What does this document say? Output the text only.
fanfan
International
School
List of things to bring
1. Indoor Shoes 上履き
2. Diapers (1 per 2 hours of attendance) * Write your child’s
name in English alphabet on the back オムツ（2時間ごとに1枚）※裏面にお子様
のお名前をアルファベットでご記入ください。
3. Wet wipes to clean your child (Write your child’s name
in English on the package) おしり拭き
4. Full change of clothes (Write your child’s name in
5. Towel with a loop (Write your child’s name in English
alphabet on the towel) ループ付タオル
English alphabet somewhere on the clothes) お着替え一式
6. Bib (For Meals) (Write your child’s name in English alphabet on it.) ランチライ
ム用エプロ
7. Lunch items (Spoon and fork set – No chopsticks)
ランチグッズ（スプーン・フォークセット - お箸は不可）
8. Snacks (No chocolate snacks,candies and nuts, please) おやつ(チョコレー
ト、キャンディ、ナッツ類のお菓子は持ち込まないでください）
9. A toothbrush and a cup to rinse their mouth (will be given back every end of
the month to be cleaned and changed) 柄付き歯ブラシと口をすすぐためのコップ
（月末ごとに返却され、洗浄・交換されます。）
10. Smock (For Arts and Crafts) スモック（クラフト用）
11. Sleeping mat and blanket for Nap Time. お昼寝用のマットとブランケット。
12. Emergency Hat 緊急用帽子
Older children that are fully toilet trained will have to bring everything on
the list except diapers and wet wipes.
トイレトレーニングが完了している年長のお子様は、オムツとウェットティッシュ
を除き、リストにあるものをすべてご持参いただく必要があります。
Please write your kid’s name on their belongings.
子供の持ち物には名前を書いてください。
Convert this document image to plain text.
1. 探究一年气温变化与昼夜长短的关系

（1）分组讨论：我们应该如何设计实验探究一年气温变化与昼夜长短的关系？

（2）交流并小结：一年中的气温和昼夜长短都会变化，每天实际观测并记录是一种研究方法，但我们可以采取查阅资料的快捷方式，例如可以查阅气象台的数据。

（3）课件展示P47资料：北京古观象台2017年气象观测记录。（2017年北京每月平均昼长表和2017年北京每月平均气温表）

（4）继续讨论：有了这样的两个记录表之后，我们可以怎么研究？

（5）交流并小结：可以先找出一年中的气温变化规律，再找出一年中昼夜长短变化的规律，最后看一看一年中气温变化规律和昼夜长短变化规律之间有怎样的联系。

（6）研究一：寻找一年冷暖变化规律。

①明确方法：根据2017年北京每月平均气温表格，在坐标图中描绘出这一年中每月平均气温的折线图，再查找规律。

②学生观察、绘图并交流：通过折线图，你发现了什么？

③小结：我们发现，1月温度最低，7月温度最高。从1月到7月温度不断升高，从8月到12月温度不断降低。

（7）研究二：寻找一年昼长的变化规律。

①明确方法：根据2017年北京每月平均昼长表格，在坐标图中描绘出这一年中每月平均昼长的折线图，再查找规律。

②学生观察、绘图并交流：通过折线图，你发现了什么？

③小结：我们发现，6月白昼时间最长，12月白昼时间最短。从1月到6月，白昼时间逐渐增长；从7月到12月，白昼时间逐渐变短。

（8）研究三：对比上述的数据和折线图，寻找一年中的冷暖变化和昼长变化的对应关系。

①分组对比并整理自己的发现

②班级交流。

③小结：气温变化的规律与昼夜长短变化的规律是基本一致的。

* * * * *

▶ **WORK TO BE COMPLETED**:
Your reply is one number: how many lines of the records above contain the word "text".

▶ **RESPONSE TO THIS TASK**:
2